Task brief
Without the pictures, write out all the lines below exactly as they appear.

═════ Records for the task

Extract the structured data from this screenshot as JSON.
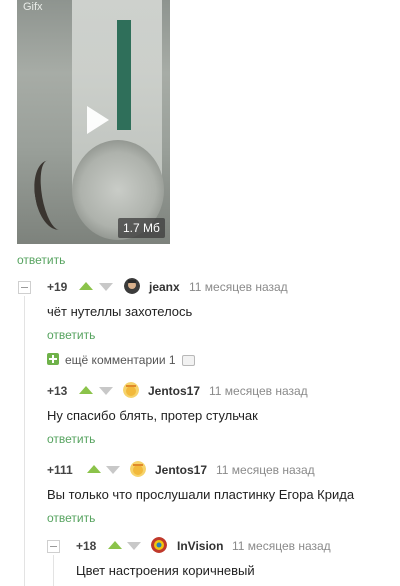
{
  "gif": {
    "label": "Gifx",
    "size": "1.7 Мб"
  },
  "post_reply": "ответить",
  "more_comments": {
    "label": "ещё комментарии",
    "count": "1"
  },
  "comments": [
    {
      "rating": "+19",
      "nick": "jeanx",
      "time": "11 месяцев назад",
      "text": "чёт нутеллы захотелось",
      "reply": "ответить"
    },
    {
      "rating": "+13",
      "nick": "Jentos17",
      "time": "11 месяцев назад",
      "text": "Ну спасибо блять, протер стульчак",
      "reply": "ответить"
    },
    {
      "rating": "+111",
      "nick": "Jentos17",
      "time": "11 месяцев назад",
      "text": "Вы только что прослушали пластинку Егора Крида",
      "reply": "ответить"
    },
    {
      "rating": "+18",
      "nick": "InVision",
      "time": "11 месяцев назад",
      "text": "Цвет настроения коричневый"
    }
  ],
  "colors": {
    "accent": "#56a35f",
    "vote_up": "#8bc34a",
    "vote_down": "#c8c8c8"
  },
  "icons": [
    "play-icon",
    "collapse-icon",
    "upvote-icon",
    "downvote-icon",
    "expand-icon",
    "comment-bubble-icon"
  ]
}
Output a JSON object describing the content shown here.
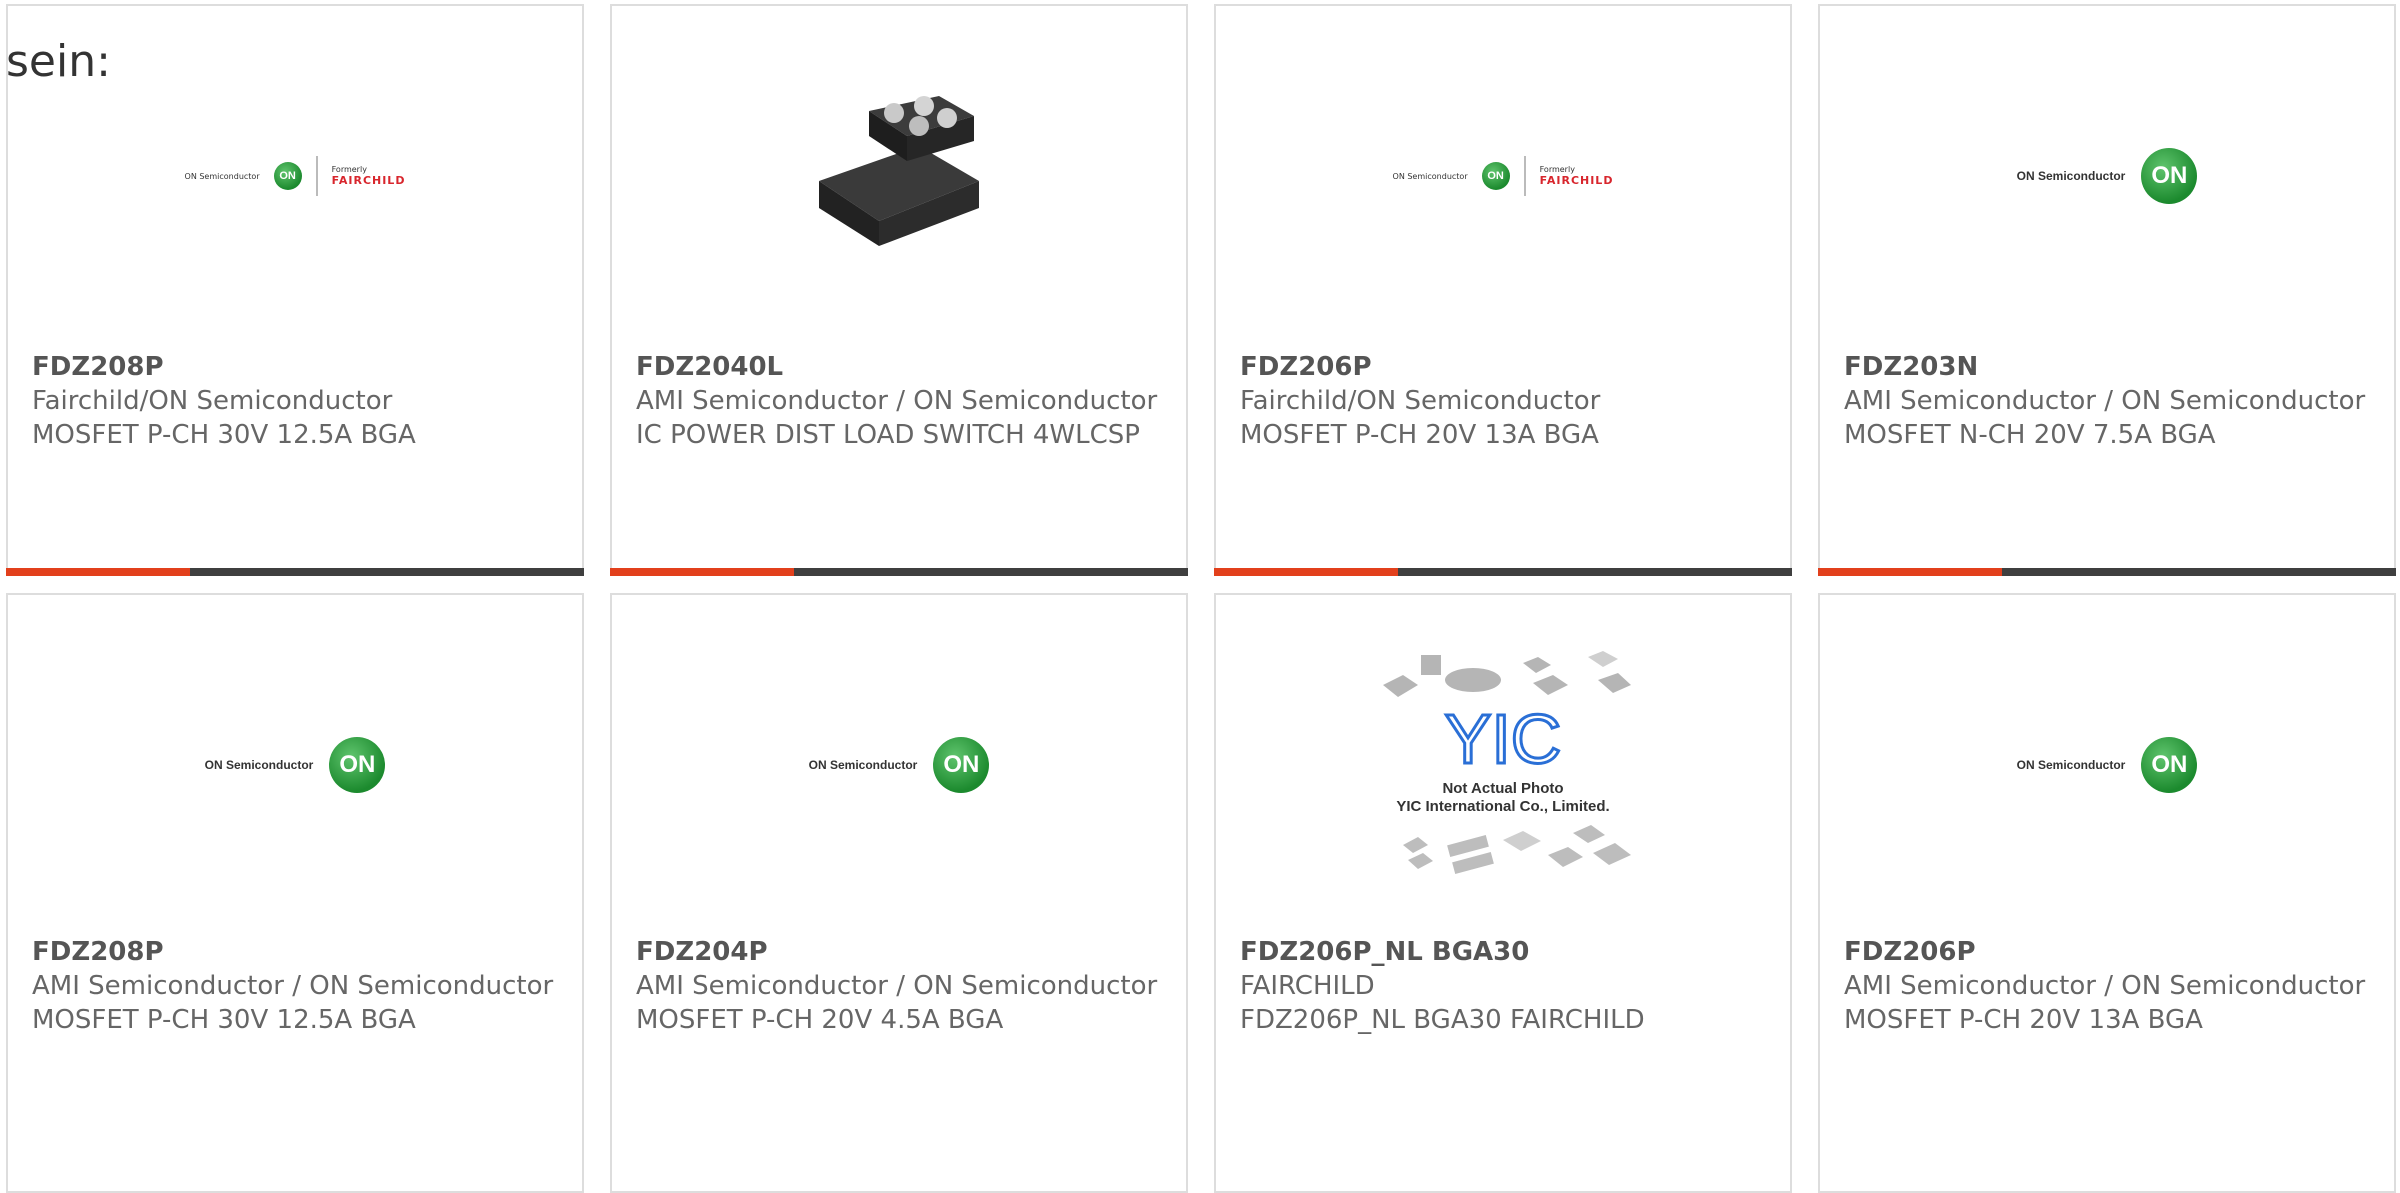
{
  "lead_text": "sein:",
  "brand": {
    "accent": "#e2401c",
    "bar_dark": "#3f3f3f",
    "on_green": "#2a9a3c",
    "fairchild_red": "#d8262d"
  },
  "logos": {
    "on_semi_small": "ON Semiconductor",
    "on_mark": "ON",
    "formerly": "Formerly",
    "fairchild": "FAIRCHILD",
    "on_semi_large": "ON Semiconductor",
    "yic_not_actual": "Not Actual Photo",
    "yic_company": "YIC International Co., Limited."
  },
  "products": [
    {
      "part": "FDZ208P",
      "maker": "Fairchild/ON Semiconductor",
      "desc": "MOSFET P-CH 30V 12.5A BGA",
      "image": "on-fairchild-logo"
    },
    {
      "part": "FDZ2040L",
      "maker": "AMI Semiconductor / ON Semiconductor",
      "desc": "IC POWER DIST LOAD SWITCH 4WLCSP",
      "image": "chip-photo"
    },
    {
      "part": "FDZ206P",
      "maker": "Fairchild/ON Semiconductor",
      "desc": "MOSFET P-CH 20V 13A BGA",
      "image": "on-fairchild-logo"
    },
    {
      "part": "FDZ203N",
      "maker": "AMI Semiconductor / ON Semiconductor",
      "desc": "MOSFET N-CH 20V 7.5A BGA",
      "image": "on-semi-logo"
    },
    {
      "part": "FDZ208P",
      "maker": "AMI Semiconductor / ON Semiconductor",
      "desc": "MOSFET P-CH 30V 12.5A BGA",
      "image": "on-semi-logo"
    },
    {
      "part": "FDZ204P",
      "maker": "AMI Semiconductor / ON Semiconductor",
      "desc": "MOSFET P-CH 20V 4.5A BGA",
      "image": "on-semi-logo"
    },
    {
      "part": "FDZ206P_NL BGA30",
      "maker": "FAIRCHILD",
      "desc": "FDZ206P_NL BGA30 FAIRCHILD",
      "image": "yic-placeholder"
    },
    {
      "part": "FDZ206P",
      "maker": "AMI Semiconductor / ON Semiconductor",
      "desc": "MOSFET P-CH 20V 13A BGA",
      "image": "on-semi-logo"
    }
  ]
}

══════════

Full answer
Extract the structured data from this screenshot as JSON.
{
  "gif": {
    "label": "Gifx",
    "size": "1.7 Мб"
  },
  "post_reply": "ответить",
  "more_comments": {
    "label": "ещё комментарии",
    "count": "1"
  },
  "comments": [
    {
      "rating": "+19",
      "nick": "jeanx",
      "time": "11 месяцев назад",
      "text": "чёт нутеллы захотелось",
      "reply": "ответить"
    },
    {
      "rating": "+13",
      "nick": "Jentos17",
      "time": "11 месяцев назад",
      "text": "Ну спасибо блять, протер стульчак",
      "reply": "ответить"
    },
    {
      "rating": "+111",
      "nick": "Jentos17",
      "time": "11 месяцев назад",
      "text": "Вы только что прослушали пластинку Егора Крида",
      "reply": "ответить"
    },
    {
      "rating": "+18",
      "nick": "InVision",
      "time": "11 месяцев назад",
      "text": "Цвет настроения коричневый"
    }
  ],
  "colors": {
    "accent": "#56a35f",
    "vote_up": "#8bc34a",
    "vote_down": "#c8c8c8"
  },
  "icons": [
    "play-icon",
    "collapse-icon",
    "upvote-icon",
    "downvote-icon",
    "expand-icon",
    "comment-bubble-icon"
  ]
}
Output a JSON object describing the content shown here.
{
  "lead_text": "sein:",
  "brand": {
    "accent": "#e2401c",
    "bar_dark": "#3f3f3f",
    "on_green": "#2a9a3c",
    "fairchild_red": "#d8262d"
  },
  "logos": {
    "on_semi_small": "ON Semiconductor",
    "on_mark": "ON",
    "formerly": "Formerly",
    "fairchild": "FAIRCHILD",
    "on_semi_large": "ON Semiconductor",
    "yic_not_actual": "Not Actual Photo",
    "yic_company": "YIC International Co., Limited."
  },
  "products": [
    {
      "part": "FDZ208P",
      "maker": "Fairchild/ON Semiconductor",
      "desc": "MOSFET P-CH 30V 12.5A BGA",
      "image": "on-fairchild-logo"
    },
    {
      "part": "FDZ2040L",
      "maker": "AMI Semiconductor / ON Semiconductor",
      "desc": "IC POWER DIST LOAD SWITCH 4WLCSP",
      "image": "chip-photo"
    },
    {
      "part": "FDZ206P",
      "maker": "Fairchild/ON Semiconductor",
      "desc": "MOSFET P-CH 20V 13A BGA",
      "image": "on-fairchild-logo"
    },
    {
      "part": "FDZ203N",
      "maker": "AMI Semiconductor / ON Semiconductor",
      "desc": "MOSFET N-CH 20V 7.5A BGA",
      "image": "on-semi-logo"
    },
    {
      "part": "FDZ208P",
      "maker": "AMI Semiconductor / ON Semiconductor",
      "desc": "MOSFET P-CH 30V 12.5A BGA",
      "image": "on-semi-logo"
    },
    {
      "part": "FDZ204P",
      "maker": "AMI Semiconductor / ON Semiconductor",
      "desc": "MOSFET P-CH 20V 4.5A BGA",
      "image": "on-semi-logo"
    },
    {
      "part": "FDZ206P_NL BGA30",
      "maker": "FAIRCHILD",
      "desc": "FDZ206P_NL BGA30 FAIRCHILD",
      "image": "yic-placeholder"
    },
    {
      "part": "FDZ206P",
      "maker": "AMI Semiconductor / ON Semiconductor",
      "desc": "MOSFET P-CH 20V 13A BGA",
      "image": "on-semi-logo"
    }
  ]
}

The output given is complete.